- [TASK DETAILS] Select every line below containing the word "tels".

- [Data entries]
···

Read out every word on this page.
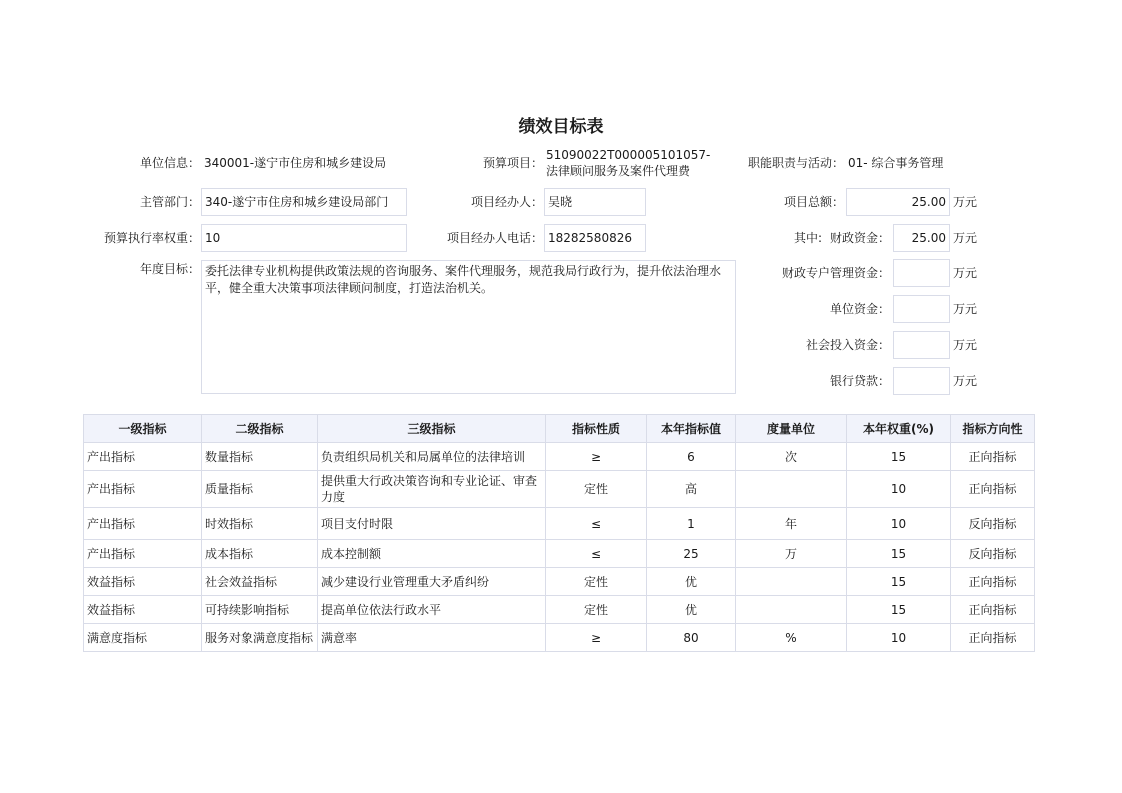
绩效目标表
单位信息： 340001-遂宁市住房和城乡建设局	预算项目：
51090022T000005101057-法律顾问服务及案件代理费
职能职责与活动： 01- 综合事务管理
主管部门： 340-遂宁市住房和城乡建设局部门	项目经办人： 吴晓	项目总额：	25.00 万元
预算执行率权重： 10	项目经办人电话： 18282580826	其中: 财政资金：	25.00 万元
年度目标： 委托法律专业机构提供政策法规的咨询服务、案件代理服务，规范我局行政行为，提升依法治理水平，健全重大决策事项法律顾问制度，打造法治机关。
财政专户管理资金：	万元
单位资金：	万元
社会投入资金：	万元
银行贷款：	万元
一级指标	二级指标	三级指标	指标性质	本年指标值	度量单位	本年权重(%)	指标方向性
产出指标	数量指标	负责组织局机关和局属单位的法律培训	≥	6	次	15	正向指标
产出指标	质量指标	提供重大行政决策咨询和专业论证、审查力度	定性	高		10	正向指标
产出指标	时效指标	项目支付时限	≤	1	年	10	反向指标
产出指标	成本指标	成本控制额	≤	25	万	15	反向指标
效益指标	社会效益指标	减少建设行业管理重大矛盾纠纷	定性	优		15	正向指标
效益指标	可持续影响指标	提高单位依法行政水平	定性	优		15	正向指标
满意度指标	服务对象满意度指标	满意率	≥	80	%	10	正向指标
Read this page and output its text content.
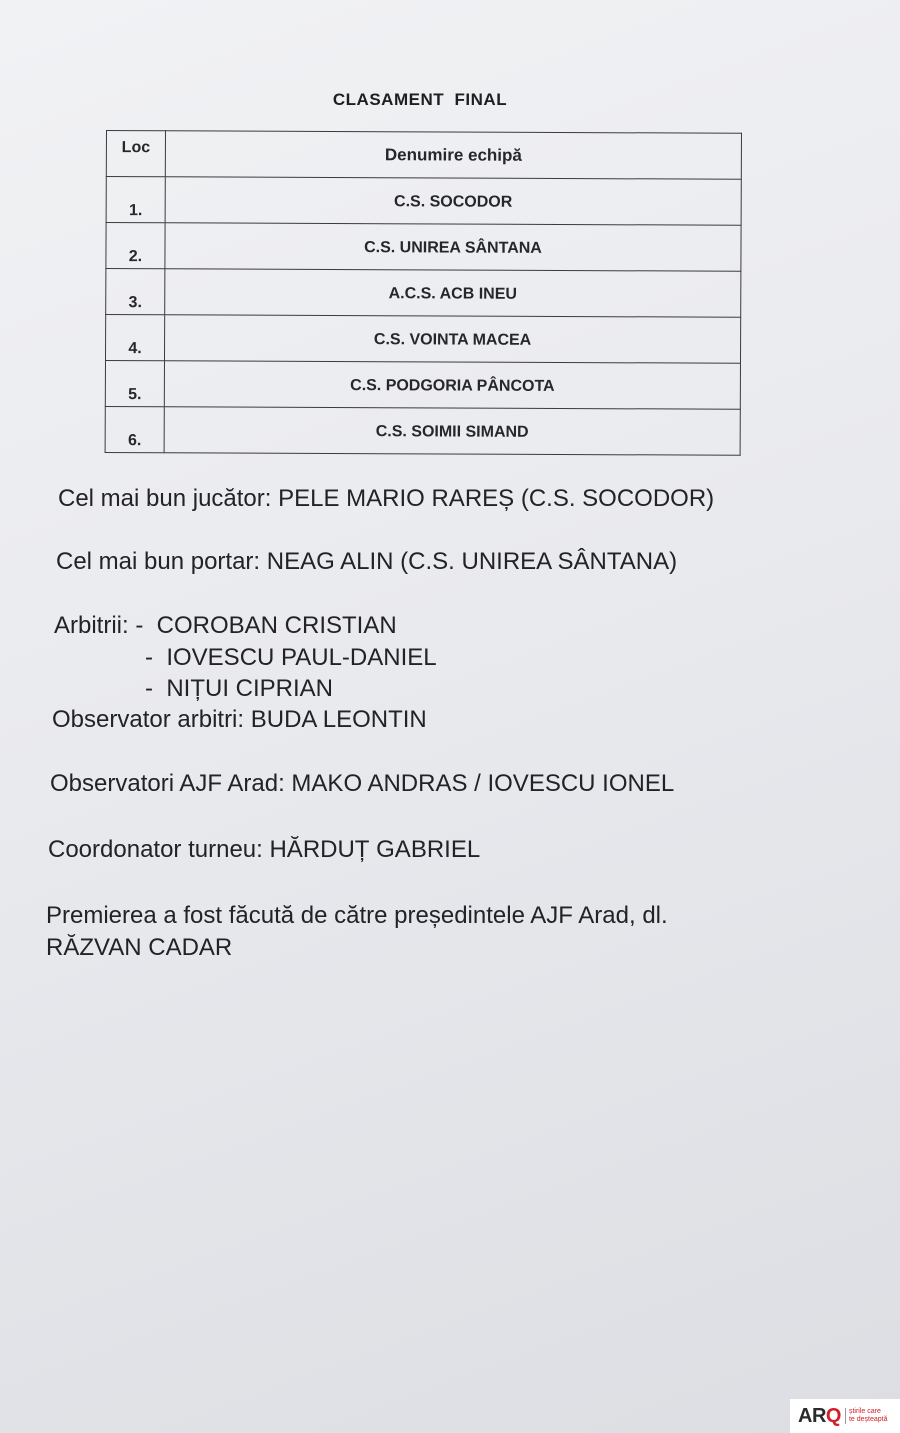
CLASAMENT  FINAL
Loc	Denumire echipă
1.	C.S. SOCODOR
2.	C.S. UNIREA SÂNTANA
3.	A.C.S. ACB INEU
4.	C.S. VOINTA MACEA
5.	C.S. PODGORIA PÂNCOTA
6.	C.S. SOIMII SIMAND
Cel mai bun jucător: PELE MARIO RAREȘ (C.S. SOCODOR)
Cel mai bun portar: NEAG ALIN (C.S. UNIREA SÂNTANA)
Arbitrii: -  COROBAN CRISTIAN
-  IOVESCU PAUL-DANIEL
-  NIȚUI CIPRIAN
Observator arbitri: BUDA LEONTIN
Observatori AJF Arad: MAKO ANDRAS / IOVESCU IONEL
Coordonator turneu: HĂRDUȚ GABRIEL
Premierea a fost făcută de către președintele AJF Arad, dl.
RĂZVAN CADAR
ARQ	știrile care
te deșteaptă
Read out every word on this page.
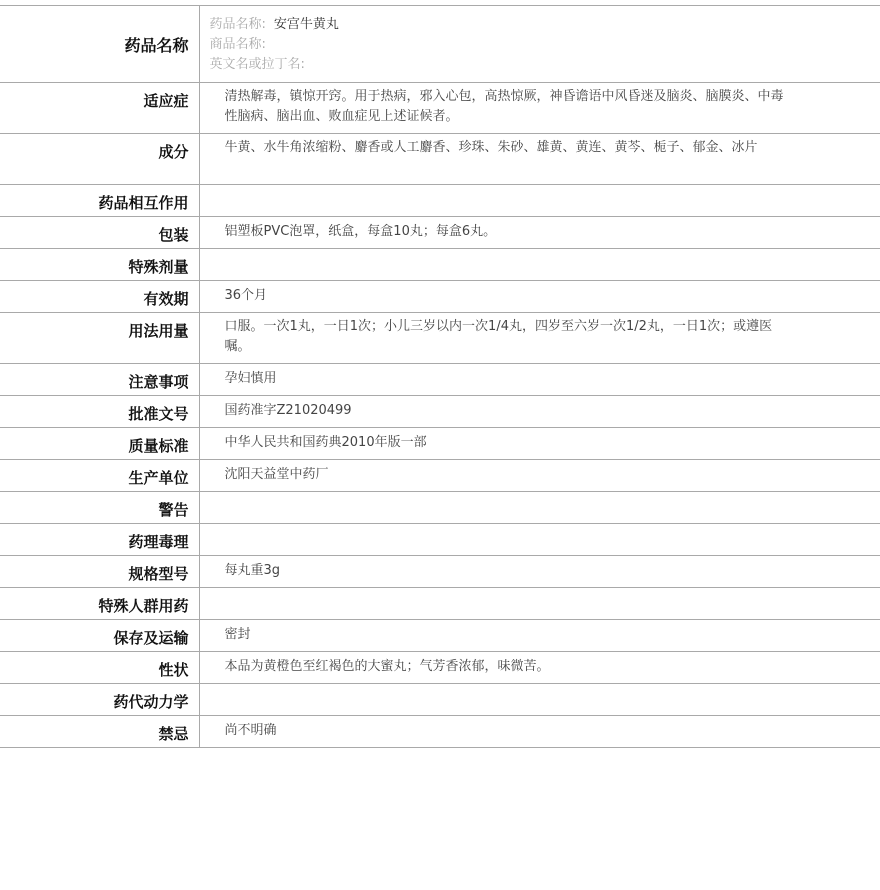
药品名称	药品名称: 安宫牛黄丸
商品名称:
英文名或拉丁名:

适应症	清热解毒，镇惊开窍。用于热病，邪入心包，高热惊厥，神昏谵语中风昏迷及脑炎、脑膜炎、中毒性脑病、脑出血、败血症见上述证候者。
成分	牛黄、水牛角浓缩粉、麝香或人工麝香、珍珠、朱砂、雄黄、黄连、黄芩、栀子、郁金、冰片
药品相互作用	
包装	铝塑板PVC泡罩，纸盒，每盒10丸；每盒6丸。
特殊剂量	
有效期	36个月
用法用量	口服。一次1丸，一日1次；小儿三岁以内一次1/4丸，四岁至六岁一次1/2丸，一日1次；或遵医嘱。
注意事项	孕妇慎用
批准文号	国药准字Z21020499
质量标准	中华人民共和国药典2010年版一部
生产单位	沈阳天益堂中药厂
警告	
药理毒理	
规格型号	每丸重3g
特殊人群用药	
保存及运输	密封
性状	本品为黄橙色至红褐色的大蜜丸；气芳香浓郁，味微苦。
药代动力学	
禁忌	尚不明确
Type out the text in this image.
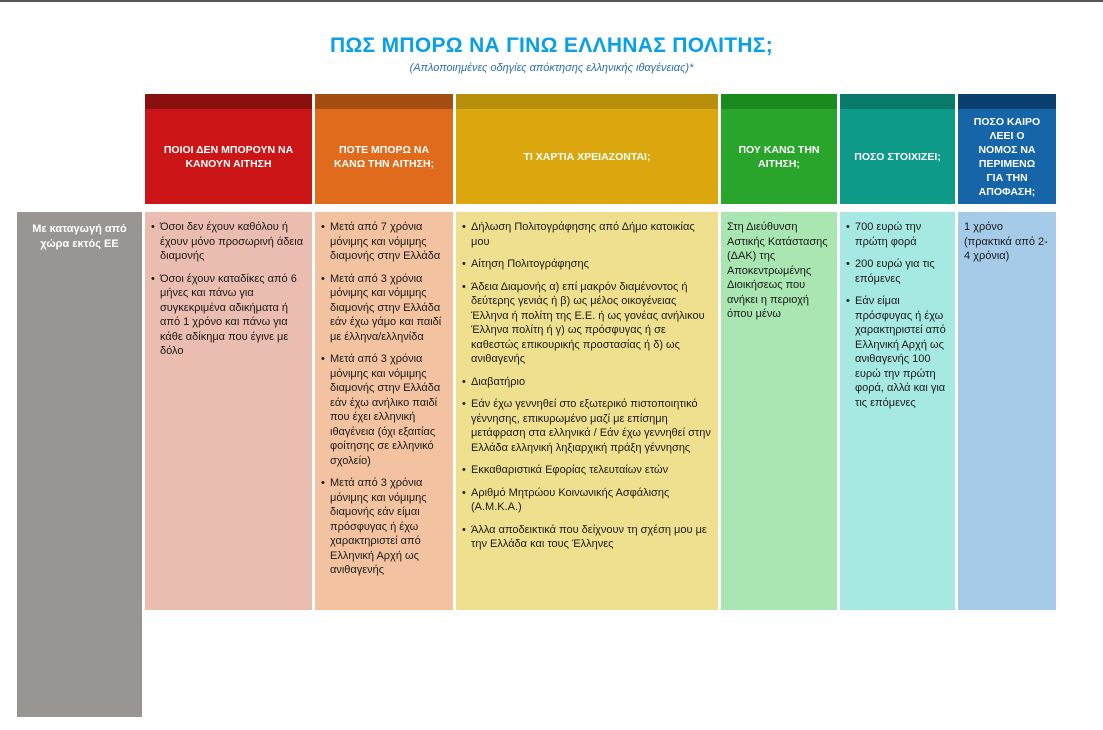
ΠΩΣ ΜΠΟΡΩ ΝΑ ΓΙΝΩ ΕΛΛΗΝΑΣ ΠΟΛΙΤΗΣ;
(Απλοποιημένες οδηγίες απόκτησης ελληνικής ιθαγένειας)*
Με καταγωγή από χώρα εκτός ΕΕ
ΠΟΙΟΙ ΔΕΝ ΜΠΟΡΟΥΝ ΝΑ ΚΑΝΟΥΝ ΑΙΤΗΣΗ
• Όσοι δεν έχουν καθόλου ή έχουν μόνο προσωρινή άδεια διαμονής
• Όσοι έχουν καταδίκες από 6 μήνες και πάνω για συγκεκριμένα αδικήματα ή από 1 χρόνο και πάνω για κάθε αδίκημα που έγινε με δόλο
ΠΟΤΕ ΜΠΟΡΩ ΝΑ ΚΑΝΩ ΤΗΝ ΑΙΤΗΣΗ;
• Μετά από 7 χρόνια μόνιμης και νόμιμης διαμονής στην Ελλάδα
• Μετά από 3 χρόνια μόνιμης και νόμιμης διαμονής στην Ελλάδα εάν έχω γάμο και παιδί με έλληνα/ελληνίδα
• Μετά από 3 χρόνια μόνιμης και νόμιμης διαμονής στην Ελλάδα εάν έχω ανήλικο παιδί που έχει ελληνική ιθαγένεια (όχι εξαιτίας φοίτησης σε ελληνικό σχολείο)
• Μετά από 3 χρόνια μόνιμης και νόμιμης διαμονής εάν είμαι πρόσφυγας ή έχω χαρακτηριστεί από Ελληνική Αρχή ως ανιθαγενής
ΤΙ ΧΑΡΤΙΑ ΧΡΕΙΑΖΟΝΤΑΙ;
• Δήλωση Πολιτογράφησης από Δήμο κατοικίας μου
• Αίτηση Πολιτογράφησης
• Άδεια Διαμονής α) επί μακρόν διαμένοντος ή δεύτερης γενιάς ή β) ως μέλος οικογένειας Έλληνα ή πολίτη της Ε.Ε. ή ως γονέας ανήλικου Έλληνα πολίτη ή γ) ως πρόσφυγας ή σε καθεστώς επικουρικής προστασίας ή δ) ως ανιθαγενής
• Διαβατήριο
• Εάν έχω γεννηθεί στο εξωτερικό πιστοποιητικό γέννησης, επικυρωμένο μαζί με επίσημη μετάφραση στα ελληνικά / Εάν έχω γεννηθεί στην Ελλάδα ελληνική ληξιαρχική πράξη γέννησης
• Εκκαθαριστικά Εφορίας τελευταίων ετών
• Αριθμό Μητρώου Κοινωνικής Ασφάλισης (Α.Μ.Κ.Α.)
• Άλλα αποδεικτικά που δείχνουν τη σχέση μου με την Ελλάδα και τους Έλληνες
ΠΟΥ ΚΑΝΩ ΤΗΝ ΑΙΤΗΣΗ;

Στη Διεύθυνση Αστικής Κατάστασης (ΔΑΚ) της Αποκεντρωμένης Διοικήσεως που ανήκει η περιοχή όπου μένω

ΠΟΣΟ ΣΤΟΙΧΙΖΕΙ;
• 700 ευρώ την πρώτη φορά
• 200 ευρώ για τις επόμενες
• Εάν είμαι πρόσφυγας ή έχω χαρακτηριστεί από Ελληνική Αρχή ως ανιθαγενής 100 ευρώ την πρώτη φορά, αλλά και για τις επόμενες
ΠΟΣΟ ΚΑΙΡΟ ΛΕΕΙ Ο ΝΟΜΟΣ ΝΑ ΠΕΡΙΜΕΝΩ ΓΙΑ ΤΗΝ ΑΠΟΦΑΣΗ;

1 χρόνο (πρακτικά από 2-4 χρόνια)
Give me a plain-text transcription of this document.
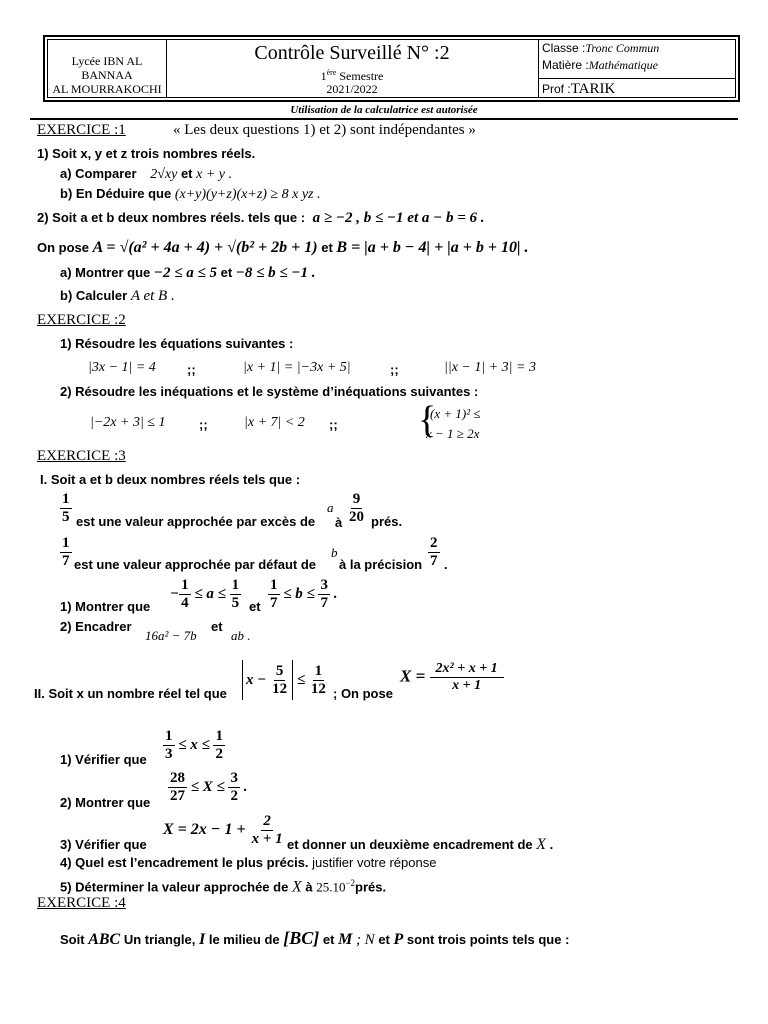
Lycée IBN AL BANNAA
AL MOURRAKOCHI
Contrôle Surveillé N° :2
1ère Semestre
2021/2022
Classe :Tronc Commun
Matière :Mathématique
Prof :TARIK
Utilisation de la calculatrice est autorisée
EXERCICE :1	« Les deux questions 1) et 2) sont indépendantes »
1) Soit x, y et z trois nombres réels.
a) Comparer 2√xy et x + y .
b) En Déduire que (x+y)(y+z)(x+z) ≥ 8 x yz .
2) Soit a et b deux nombres réels. tels que : a ≥ −2 , b ≤ −1 et a − b = 6 .
On pose A = √(a² + 4a + 4) + √(b² + 2b + 1) et B = |a + b − 4| + |a + b + 10| .
a) Montrer que −2 ≤ a ≤ 5 et −8 ≤ b ≤ −1 .
b) Calculer A et B .
EXERCICE :2
1) Résoudre les équations suivantes :
|3x − 1| = 4 ;;	|x + 1| = |−3x + 5|	;;	||x − 1| + 3| = 3
2) Résoudre les inéquations et le système d’inéquations suivantes :
|−2x + 3| ≤ 1	;;	|x + 7| < 2 ;; {
(x + 1)² ≤
x − 1 ≥ 2x
EXERCICE :3
I. Soit a et b deux nombres réels tels que :
$\frac{1}{5}$ est une valeur approchée par excès de
a
à $\frac{9}{20}$ prés.
$\frac{1}{7}$ est une valeur approchée par défaut de
b
à la précision $\frac{2}{7}$ .
1) Montrer que
− $\frac{1}{4} \le a \le \frac{1}{5}$ et $\frac{1}{7} \le b \le \frac{3}{7}$ .
2) Encadrer
16a² − 7b
et
ab .
II. Soit x un nombre réel tel que
$x - \frac{5}{12} \le \frac{1}{12}$ ; On pose
$X = \frac{\text{2x² + x + 1}}{x + 1}$
1) Vérifier que $\frac{1}{3} \le x \le \frac{1}{2}$
2) Montrer que $\frac{28}{27} \le X \le \frac{3}{2}$ .
3) Vérifier que
$X = 2x - 1 + \frac{2}{x + 1}$ et donner un deuxième encadrement de X .
4) Quel est l’encadrement le plus précis. justifier votre réponse
5) Déterminer la valeur approchée de X à $25.10^{-2}prés$.
EXERCICE :4
Soit ABC Un triangle, I le milieu de [BC] et M ; N et P sont trois points tels que :
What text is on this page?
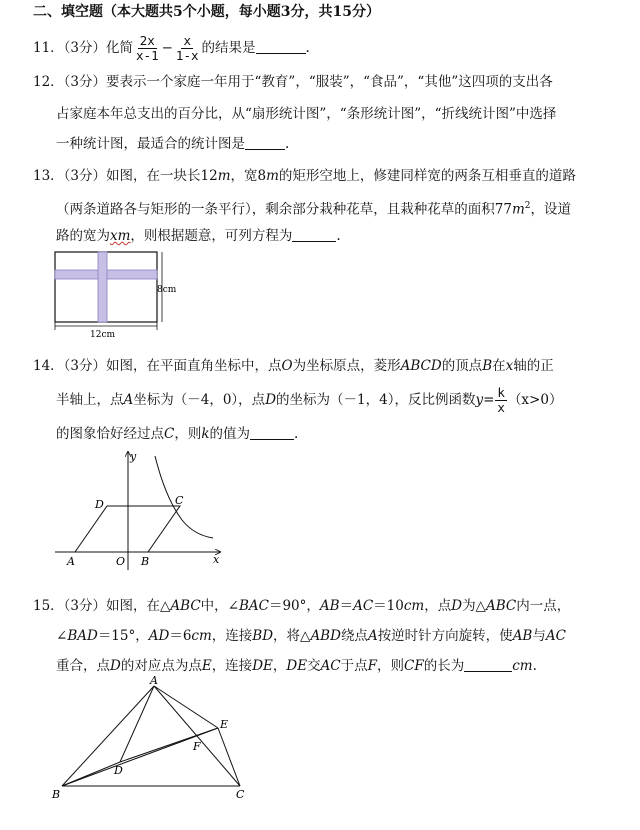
二、填空题（本大题共5个小题，每小题3分，共15分）
11．（3分）化简 $\frac{2x}{x-1} - \frac{x}{1-x}$ 的结果是	.
12．（3分）要表示一个家庭一年用于“教育”，“服装”，“食品”，“其他”这四项的支出各
占家庭本年总支出的百分比，从“扇形统计图”，“条形统计图”，“折线统计图”中选择
一种统计图，最适合的统计图是	.
13．（3分）如图，在一块长12m，宽8m的矩形空地上，修建同样宽的两条互相垂直的道路
（两条道路各与矩形的一条平行），剩余部分栽种花草，且栽种花草的面积$77m^2$，设道
路的宽为xm，则根据题意，可列方程为	.
12cm
8cm
14．（3分）如图，在平面直角坐标中，点O为坐标原点，菱形ABCD的顶点B在x轴的正
半轴上，点A坐标为（－4，0），点D的坐标为（－1，4），反比例函数$y= \frac{k}{x} (x>0)$
的图象恰好经过点C，则k的值为	.
y
x
D	C
A	O B
15．（3分）如图，在△ABC中，∠BAC＝90°，AB＝AC＝10cm，点D为△ABC内一点，
∠BAD＝15°，AD＝6cm，连接BD，将△ABD绕点A按逆时针方向旋转，使AB与AC
重合，点D的对应点为点E，连接DE，DE交AC于点F，则CF的长为	cm.
A
E
F
D
B	C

···

- [FINISHED ANSWER]
2) Soit a et b deux nombres réels. tels que : a ≥ −2 , b ≤ −1 et a − b = 6 .
I. Soit a et b deux nombres réels tels que :
Soit ABC Un triangle, I le milieu de [BC] et M ; N et P sont trois points tels que :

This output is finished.